** start EXERCISE MATERIAL **
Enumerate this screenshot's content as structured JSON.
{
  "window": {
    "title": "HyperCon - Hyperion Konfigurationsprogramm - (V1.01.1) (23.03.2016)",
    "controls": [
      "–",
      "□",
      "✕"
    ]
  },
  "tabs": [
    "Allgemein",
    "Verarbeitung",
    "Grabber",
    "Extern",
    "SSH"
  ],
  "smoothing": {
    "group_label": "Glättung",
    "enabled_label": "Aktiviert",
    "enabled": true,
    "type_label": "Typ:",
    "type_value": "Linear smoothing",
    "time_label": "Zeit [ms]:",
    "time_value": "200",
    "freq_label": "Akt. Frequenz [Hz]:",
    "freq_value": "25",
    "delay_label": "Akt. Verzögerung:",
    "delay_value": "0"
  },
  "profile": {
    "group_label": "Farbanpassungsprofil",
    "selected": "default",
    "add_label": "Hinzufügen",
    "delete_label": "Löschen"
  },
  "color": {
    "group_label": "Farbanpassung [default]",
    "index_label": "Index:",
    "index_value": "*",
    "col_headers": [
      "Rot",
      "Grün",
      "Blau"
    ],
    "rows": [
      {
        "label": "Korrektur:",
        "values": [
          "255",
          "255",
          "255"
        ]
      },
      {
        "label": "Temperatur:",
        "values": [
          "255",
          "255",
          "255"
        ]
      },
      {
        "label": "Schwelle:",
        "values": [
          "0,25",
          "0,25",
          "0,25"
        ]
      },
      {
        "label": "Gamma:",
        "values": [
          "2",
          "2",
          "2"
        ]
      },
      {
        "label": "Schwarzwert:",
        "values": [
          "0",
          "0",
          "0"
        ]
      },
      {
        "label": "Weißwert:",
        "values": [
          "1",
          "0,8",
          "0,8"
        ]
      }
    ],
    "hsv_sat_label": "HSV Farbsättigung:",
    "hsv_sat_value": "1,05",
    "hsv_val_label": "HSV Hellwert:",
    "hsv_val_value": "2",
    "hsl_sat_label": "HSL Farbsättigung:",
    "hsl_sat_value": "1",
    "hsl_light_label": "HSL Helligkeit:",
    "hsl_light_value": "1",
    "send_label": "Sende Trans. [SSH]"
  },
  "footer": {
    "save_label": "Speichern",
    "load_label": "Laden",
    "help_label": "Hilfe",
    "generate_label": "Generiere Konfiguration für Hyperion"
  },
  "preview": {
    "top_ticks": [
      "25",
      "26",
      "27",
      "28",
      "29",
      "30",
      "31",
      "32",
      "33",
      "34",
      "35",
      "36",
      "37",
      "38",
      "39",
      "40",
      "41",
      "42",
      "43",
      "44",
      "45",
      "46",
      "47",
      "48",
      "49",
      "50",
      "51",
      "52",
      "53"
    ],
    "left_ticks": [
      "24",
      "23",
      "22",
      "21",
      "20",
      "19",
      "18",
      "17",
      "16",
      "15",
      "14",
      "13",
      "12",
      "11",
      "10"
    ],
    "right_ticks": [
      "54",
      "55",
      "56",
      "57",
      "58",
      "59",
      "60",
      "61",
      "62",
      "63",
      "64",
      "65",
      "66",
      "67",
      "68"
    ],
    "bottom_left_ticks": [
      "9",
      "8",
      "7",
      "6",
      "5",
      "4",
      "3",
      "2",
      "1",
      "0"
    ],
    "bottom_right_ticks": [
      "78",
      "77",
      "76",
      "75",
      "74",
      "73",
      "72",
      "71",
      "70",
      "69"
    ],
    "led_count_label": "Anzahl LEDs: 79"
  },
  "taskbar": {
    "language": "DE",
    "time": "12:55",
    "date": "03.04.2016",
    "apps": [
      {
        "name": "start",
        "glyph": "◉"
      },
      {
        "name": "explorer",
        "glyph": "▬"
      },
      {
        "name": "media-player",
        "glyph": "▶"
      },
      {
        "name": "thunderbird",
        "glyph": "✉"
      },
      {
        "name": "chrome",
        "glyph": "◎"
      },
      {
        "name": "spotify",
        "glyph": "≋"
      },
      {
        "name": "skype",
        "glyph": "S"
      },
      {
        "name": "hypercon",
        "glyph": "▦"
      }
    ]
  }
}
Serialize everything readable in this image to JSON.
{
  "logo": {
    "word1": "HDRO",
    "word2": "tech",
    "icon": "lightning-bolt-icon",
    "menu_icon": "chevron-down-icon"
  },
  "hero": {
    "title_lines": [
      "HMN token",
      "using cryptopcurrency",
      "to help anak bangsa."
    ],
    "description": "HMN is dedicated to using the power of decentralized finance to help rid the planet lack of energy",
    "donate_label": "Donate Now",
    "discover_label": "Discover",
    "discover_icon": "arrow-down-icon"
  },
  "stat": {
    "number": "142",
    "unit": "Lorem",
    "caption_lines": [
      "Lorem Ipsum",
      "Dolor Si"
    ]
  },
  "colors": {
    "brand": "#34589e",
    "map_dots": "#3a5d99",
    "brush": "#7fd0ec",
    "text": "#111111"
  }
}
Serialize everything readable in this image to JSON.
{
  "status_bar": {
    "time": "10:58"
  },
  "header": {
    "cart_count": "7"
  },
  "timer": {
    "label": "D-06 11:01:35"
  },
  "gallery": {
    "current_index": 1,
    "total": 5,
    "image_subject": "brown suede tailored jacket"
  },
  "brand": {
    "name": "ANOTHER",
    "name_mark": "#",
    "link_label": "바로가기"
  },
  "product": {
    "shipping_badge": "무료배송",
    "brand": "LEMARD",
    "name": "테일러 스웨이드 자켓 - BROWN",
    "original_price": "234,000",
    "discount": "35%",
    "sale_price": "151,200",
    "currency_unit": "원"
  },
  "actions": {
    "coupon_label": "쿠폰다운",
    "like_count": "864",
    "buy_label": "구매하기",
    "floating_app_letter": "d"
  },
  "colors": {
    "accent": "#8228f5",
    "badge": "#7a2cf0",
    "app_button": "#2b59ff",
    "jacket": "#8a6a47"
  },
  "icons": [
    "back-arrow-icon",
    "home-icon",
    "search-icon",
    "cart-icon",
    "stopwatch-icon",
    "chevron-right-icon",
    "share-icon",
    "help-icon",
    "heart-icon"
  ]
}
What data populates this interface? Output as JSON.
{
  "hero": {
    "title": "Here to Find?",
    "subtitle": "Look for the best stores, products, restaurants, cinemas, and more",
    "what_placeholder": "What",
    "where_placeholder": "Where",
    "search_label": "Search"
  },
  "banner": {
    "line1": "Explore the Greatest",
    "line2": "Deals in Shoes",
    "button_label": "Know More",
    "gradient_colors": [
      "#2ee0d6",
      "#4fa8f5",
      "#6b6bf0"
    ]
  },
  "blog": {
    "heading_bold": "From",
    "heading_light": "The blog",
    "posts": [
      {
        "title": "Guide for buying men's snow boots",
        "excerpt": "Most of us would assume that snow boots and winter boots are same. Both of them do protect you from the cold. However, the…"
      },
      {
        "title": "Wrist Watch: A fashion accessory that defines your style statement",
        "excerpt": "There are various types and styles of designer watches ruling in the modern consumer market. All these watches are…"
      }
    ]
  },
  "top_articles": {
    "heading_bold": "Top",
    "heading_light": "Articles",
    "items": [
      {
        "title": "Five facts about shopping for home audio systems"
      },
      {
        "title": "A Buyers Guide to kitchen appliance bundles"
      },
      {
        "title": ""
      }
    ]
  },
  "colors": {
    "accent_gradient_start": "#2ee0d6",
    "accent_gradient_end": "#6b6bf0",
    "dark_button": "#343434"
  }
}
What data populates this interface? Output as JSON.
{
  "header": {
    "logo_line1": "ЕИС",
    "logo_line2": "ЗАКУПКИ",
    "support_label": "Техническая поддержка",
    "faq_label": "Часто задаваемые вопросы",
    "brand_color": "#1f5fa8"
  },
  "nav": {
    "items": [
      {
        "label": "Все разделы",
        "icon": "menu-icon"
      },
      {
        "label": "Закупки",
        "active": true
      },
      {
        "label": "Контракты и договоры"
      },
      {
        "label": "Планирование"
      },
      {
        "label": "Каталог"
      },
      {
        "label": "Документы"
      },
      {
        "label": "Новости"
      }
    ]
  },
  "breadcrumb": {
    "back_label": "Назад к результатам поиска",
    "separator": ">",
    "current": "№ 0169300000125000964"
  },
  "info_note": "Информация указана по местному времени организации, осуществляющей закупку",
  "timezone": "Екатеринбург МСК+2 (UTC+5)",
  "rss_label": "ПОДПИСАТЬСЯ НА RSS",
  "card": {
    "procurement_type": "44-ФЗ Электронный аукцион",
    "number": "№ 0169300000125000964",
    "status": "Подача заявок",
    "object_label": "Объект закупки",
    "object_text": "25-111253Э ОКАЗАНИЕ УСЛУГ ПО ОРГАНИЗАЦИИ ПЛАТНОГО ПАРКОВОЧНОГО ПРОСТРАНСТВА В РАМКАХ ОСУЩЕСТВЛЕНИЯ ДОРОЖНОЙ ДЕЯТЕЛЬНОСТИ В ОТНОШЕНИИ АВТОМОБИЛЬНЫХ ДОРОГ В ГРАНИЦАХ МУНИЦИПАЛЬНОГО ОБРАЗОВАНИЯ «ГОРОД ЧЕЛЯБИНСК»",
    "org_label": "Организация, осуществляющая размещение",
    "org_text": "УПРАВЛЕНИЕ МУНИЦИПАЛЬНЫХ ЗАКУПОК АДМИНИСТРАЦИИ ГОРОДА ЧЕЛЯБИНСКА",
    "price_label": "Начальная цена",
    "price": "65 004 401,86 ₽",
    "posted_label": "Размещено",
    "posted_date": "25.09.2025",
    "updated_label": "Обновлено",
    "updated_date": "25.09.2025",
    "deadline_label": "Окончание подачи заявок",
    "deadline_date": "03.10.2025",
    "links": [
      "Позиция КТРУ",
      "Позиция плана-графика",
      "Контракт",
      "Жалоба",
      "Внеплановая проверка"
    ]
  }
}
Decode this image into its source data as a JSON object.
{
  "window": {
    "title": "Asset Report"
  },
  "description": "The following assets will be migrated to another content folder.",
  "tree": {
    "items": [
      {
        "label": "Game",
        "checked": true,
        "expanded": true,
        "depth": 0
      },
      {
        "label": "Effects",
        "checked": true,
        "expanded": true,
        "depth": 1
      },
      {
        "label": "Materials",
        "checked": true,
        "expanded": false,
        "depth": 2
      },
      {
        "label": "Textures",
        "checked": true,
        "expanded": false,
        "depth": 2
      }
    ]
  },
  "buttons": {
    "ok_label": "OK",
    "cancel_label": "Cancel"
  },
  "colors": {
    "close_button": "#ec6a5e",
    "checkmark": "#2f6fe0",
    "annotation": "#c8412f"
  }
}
** end EXERCISE MATERIAL **
THE PROBLEM
Report only the number of lines in the listing that contain the word "glyph".

RESPONSE TO THE EXERCISE
8